• EXERCISE DIRECTIONS: Your task is to repeat, word for word, the line containing "What does this" and all lines that follow it to the end of the material, and no other lines.

A run of records
- - - - - - -

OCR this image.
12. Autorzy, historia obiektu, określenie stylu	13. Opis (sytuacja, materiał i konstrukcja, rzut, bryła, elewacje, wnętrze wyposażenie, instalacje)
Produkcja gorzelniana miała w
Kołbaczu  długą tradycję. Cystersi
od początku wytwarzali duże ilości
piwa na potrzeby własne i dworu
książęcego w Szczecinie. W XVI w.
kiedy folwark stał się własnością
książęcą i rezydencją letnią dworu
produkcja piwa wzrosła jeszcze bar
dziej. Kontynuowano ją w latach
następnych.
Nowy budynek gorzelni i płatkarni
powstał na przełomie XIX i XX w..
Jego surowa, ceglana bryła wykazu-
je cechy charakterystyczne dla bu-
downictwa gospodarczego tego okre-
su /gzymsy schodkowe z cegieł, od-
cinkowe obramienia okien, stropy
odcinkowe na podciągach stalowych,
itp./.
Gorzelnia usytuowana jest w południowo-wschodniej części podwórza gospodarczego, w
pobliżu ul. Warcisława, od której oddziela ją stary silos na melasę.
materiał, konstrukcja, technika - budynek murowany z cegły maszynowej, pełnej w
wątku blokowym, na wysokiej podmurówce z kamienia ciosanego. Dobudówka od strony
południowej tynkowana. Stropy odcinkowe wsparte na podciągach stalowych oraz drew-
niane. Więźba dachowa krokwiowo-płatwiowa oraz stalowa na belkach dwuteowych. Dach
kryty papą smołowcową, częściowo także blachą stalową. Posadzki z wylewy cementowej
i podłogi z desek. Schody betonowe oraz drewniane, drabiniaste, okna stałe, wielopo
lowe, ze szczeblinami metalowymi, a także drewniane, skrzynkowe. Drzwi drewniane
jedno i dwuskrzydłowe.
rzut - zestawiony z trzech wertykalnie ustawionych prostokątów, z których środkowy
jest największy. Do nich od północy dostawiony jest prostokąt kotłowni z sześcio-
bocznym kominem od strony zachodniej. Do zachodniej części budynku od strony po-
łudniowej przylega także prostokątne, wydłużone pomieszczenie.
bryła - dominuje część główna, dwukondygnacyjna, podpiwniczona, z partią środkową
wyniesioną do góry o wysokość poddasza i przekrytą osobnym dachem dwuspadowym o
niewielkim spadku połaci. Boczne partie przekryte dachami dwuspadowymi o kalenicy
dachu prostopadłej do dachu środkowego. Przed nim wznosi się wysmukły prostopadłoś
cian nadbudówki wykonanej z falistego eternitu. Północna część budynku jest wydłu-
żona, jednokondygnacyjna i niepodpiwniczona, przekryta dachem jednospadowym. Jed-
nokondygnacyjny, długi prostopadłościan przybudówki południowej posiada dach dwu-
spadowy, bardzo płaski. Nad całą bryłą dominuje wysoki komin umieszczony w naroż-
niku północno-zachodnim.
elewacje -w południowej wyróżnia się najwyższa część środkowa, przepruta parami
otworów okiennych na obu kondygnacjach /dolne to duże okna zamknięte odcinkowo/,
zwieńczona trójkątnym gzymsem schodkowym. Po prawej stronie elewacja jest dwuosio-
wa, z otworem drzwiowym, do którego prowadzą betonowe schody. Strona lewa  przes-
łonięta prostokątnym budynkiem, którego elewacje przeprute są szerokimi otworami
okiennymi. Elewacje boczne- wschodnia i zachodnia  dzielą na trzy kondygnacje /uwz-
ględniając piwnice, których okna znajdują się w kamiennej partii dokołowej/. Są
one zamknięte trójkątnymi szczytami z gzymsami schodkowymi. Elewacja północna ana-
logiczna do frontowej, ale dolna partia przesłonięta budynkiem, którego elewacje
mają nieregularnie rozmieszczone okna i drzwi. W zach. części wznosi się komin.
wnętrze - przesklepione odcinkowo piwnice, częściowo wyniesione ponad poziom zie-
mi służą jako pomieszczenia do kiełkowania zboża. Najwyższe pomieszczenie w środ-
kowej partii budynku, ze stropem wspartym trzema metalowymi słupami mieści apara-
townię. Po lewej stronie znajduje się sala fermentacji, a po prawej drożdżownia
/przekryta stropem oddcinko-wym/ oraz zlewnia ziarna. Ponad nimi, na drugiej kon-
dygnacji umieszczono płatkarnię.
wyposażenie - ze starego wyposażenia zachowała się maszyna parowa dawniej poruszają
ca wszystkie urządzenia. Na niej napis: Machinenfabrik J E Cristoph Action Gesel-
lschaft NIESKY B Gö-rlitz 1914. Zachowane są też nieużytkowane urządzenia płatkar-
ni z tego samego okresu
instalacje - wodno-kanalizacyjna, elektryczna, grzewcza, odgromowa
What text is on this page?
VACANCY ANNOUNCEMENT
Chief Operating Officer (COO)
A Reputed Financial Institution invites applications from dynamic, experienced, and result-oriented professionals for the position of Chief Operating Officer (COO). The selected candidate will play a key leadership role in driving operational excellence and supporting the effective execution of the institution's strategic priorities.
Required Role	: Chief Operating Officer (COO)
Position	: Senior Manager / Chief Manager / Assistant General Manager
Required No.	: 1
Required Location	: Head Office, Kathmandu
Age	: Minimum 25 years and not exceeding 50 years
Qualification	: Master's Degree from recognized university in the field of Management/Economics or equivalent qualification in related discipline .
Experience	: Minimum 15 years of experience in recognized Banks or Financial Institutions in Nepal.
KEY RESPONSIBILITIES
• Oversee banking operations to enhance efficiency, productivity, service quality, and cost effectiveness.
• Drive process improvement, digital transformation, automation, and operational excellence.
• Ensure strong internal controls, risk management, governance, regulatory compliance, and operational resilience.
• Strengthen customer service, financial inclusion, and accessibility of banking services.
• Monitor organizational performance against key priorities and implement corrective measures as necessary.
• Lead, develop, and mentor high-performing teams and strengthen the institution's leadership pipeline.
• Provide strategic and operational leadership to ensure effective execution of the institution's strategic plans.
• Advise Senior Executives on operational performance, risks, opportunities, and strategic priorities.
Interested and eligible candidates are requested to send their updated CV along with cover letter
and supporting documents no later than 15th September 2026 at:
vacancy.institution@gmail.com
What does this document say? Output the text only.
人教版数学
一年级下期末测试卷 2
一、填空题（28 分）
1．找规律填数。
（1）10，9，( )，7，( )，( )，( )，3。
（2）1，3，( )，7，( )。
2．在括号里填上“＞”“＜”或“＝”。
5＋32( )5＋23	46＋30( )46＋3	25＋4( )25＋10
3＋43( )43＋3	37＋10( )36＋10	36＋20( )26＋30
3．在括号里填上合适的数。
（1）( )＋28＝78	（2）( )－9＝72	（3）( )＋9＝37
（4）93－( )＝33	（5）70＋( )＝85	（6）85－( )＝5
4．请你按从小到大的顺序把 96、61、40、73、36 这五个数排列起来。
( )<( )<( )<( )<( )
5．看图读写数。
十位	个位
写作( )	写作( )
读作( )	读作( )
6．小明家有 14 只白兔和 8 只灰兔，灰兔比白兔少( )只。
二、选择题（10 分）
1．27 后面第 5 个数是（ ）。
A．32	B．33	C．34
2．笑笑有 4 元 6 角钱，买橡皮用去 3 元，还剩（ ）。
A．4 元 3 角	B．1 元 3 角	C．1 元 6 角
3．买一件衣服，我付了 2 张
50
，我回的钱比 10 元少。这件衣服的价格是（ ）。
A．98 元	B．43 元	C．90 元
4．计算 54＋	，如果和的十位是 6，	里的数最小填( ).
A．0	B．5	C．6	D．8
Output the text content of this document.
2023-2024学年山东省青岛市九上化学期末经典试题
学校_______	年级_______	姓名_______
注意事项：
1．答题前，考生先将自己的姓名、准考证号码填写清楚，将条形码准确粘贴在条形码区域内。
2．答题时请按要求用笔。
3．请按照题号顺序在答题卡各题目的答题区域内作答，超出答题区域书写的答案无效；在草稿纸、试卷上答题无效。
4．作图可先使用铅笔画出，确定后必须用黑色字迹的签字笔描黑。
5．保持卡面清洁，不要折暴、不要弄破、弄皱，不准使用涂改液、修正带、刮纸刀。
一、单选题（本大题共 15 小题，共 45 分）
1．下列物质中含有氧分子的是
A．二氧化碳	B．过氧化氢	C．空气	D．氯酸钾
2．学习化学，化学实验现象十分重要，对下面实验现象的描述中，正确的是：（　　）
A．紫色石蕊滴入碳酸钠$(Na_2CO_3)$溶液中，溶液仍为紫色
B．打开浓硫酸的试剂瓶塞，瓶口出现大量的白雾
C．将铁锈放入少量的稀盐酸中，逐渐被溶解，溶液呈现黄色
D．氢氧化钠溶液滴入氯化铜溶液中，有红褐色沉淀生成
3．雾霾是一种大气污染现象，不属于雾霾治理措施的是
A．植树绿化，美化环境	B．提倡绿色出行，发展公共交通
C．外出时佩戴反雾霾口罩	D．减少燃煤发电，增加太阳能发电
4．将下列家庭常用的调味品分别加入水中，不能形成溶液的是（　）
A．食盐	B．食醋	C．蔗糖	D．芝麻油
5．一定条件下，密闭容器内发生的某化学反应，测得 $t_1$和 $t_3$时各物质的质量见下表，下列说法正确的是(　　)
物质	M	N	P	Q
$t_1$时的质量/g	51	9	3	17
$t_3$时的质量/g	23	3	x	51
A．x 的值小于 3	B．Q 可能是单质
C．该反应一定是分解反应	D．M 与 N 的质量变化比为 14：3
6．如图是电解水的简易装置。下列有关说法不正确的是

- - - - - - -

• EXERCISE ANSWER:
What does this document say? Output the text only.
人教版数学
一年级下期末测试卷 2
一、填空题（28 分）
1．找规律填数。
（1）10，9，( )，7，( )，( )，( )，3。
（2）1，3，( )，7，( )。
2．在括号里填上“＞”“＜”或“＝”。
5＋32( )5＋23	46＋30( )46＋3	25＋4( )25＋10
3＋43( )43＋3	37＋10( )36＋10	36＋20( )26＋30
3．在括号里填上合适的数。
（1）( )＋28＝78	（2）( )－9＝72	（3）( )＋9＝37
（4）93－( )＝33	（5）70＋( )＝85	（6）85－( )＝5
4．请你按从小到大的顺序把 96、61、40、73、36 这五个数排列起来。
( )<( )<( )<( )<( )
5．看图读写数。
十位	个位
写作( )	写作( )
读作( )	读作( )
6．小明家有 14 只白兔和 8 只灰兔，灰兔比白兔少( )只。
二、选择题（10 分）
1．27 后面第 5 个数是（ ）。
A．32	B．33	C．34
2．笑笑有 4 元 6 角钱，买橡皮用去 3 元，还剩（ ）。
A．4 元 3 角	B．1 元 3 角	C．1 元 6 角
3．买一件衣服，我付了 2 张
50
，我回的钱比 10 元少。这件衣服的价格是（ ）。
A．98 元	B．43 元	C．90 元
4．计算 54＋	，如果和的十位是 6，	里的数最小填( ).
A．0	B．5	C．6	D．8
Output the text content of this document.
2023-2024学年山东省青岛市九上化学期末经典试题
学校_______	年级_______	姓名_______
注意事项：
1．答题前，考生先将自己的姓名、准考证号码填写清楚，将条形码准确粘贴在条形码区域内。
2．答题时请按要求用笔。
3．请按照题号顺序在答题卡各题目的答题区域内作答，超出答题区域书写的答案无效；在草稿纸、试卷上答题无效。
4．作图可先使用铅笔画出，确定后必须用黑色字迹的签字笔描黑。
5．保持卡面清洁，不要折暴、不要弄破、弄皱，不准使用涂改液、修正带、刮纸刀。
一、单选题（本大题共 15 小题，共 45 分）
1．下列物质中含有氧分子的是
A．二氧化碳	B．过氧化氢	C．空气	D．氯酸钾
2．学习化学，化学实验现象十分重要，对下面实验现象的描述中，正确的是：（　　）
A．紫色石蕊滴入碳酸钠$(Na_2CO_3)$溶液中，溶液仍为紫色
B．打开浓硫酸的试剂瓶塞，瓶口出现大量的白雾
C．将铁锈放入少量的稀盐酸中，逐渐被溶解，溶液呈现黄色
D．氢氧化钠溶液滴入氯化铜溶液中，有红褐色沉淀生成
3．雾霾是一种大气污染现象，不属于雾霾治理措施的是
A．植树绿化，美化环境	B．提倡绿色出行，发展公共交通
C．外出时佩戴反雾霾口罩	D．减少燃煤发电，增加太阳能发电
4．将下列家庭常用的调味品分别加入水中，不能形成溶液的是（　）
A．食盐	B．食醋	C．蔗糖	D．芝麻油
5．一定条件下，密闭容器内发生的某化学反应，测得 $t_1$和 $t_3$时各物质的质量见下表，下列说法正确的是(　　)
物质	M	N	P	Q
$t_1$时的质量/g	51	9	3	17
$t_3$时的质量/g	23	3	x	51
A．x 的值小于 3	B．Q 可能是单质
C．该反应一定是分解反应	D．M 与 N 的质量变化比为 14：3
6．如图是电解水的简易装置。下列有关说法不正确的是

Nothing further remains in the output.